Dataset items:
··········

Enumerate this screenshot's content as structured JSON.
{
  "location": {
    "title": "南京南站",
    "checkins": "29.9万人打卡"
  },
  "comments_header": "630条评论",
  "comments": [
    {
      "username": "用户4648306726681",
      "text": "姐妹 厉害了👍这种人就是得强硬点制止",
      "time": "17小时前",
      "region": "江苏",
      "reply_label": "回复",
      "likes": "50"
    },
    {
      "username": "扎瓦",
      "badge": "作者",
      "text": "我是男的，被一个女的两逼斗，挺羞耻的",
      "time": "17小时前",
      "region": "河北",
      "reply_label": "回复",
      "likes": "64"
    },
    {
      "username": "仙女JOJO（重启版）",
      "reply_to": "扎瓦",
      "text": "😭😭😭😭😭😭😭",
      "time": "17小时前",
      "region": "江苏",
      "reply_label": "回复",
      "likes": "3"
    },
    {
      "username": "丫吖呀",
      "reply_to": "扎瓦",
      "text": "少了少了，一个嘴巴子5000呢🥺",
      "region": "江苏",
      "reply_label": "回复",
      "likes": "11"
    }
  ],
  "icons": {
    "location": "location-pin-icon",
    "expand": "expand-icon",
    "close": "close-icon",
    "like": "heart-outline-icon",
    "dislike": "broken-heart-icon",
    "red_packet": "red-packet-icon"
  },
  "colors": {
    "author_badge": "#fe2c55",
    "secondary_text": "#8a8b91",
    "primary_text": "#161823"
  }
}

··········

All of the material must be reproduced exactly.

Enumerate this screenshot's content as structured JSON.
{
  "location": {
    "title": "南京南站",
    "checkins": "29.9万人打卡"
  },
  "comments_header": "630条评论",
  "comments": [
    {
      "username": "用户4648306726681",
      "text": "姐妹 厉害了👍这种人就是得强硬点制止",
      "time": "17小时前",
      "region": "江苏",
      "reply_label": "回复",
      "likes": "50"
    },
    {
      "username": "扎瓦",
      "badge": "作者",
      "text": "我是男的，被一个女的两逼斗，挺羞耻的",
      "time": "17小时前",
      "region": "河北",
      "reply_label": "回复",
      "likes": "64"
    },
    {
      "username": "仙女JOJO（重启版）",
      "reply_to": "扎瓦",
      "text": "😭😭😭😭😭😭😭",
      "time": "17小时前",
      "region": "江苏",
      "reply_label": "回复",
      "likes": "3"
    },
    {
      "username": "丫吖呀",
      "reply_to": "扎瓦",
      "text": "少了少了，一个嘴巴子5000呢🥺",
      "region": "江苏",
      "reply_label": "回复",
      "likes": "11"
    }
  ],
  "icons": {
    "location": "location-pin-icon",
    "expand": "expand-icon",
    "close": "close-icon",
    "like": "heart-outline-icon",
    "dislike": "broken-heart-icon",
    "red_packet": "red-packet-icon"
  },
  "colors": {
    "author_badge": "#fe2c55",
    "secondary_text": "#8a8b91",
    "primary_text": "#161823"
  }
}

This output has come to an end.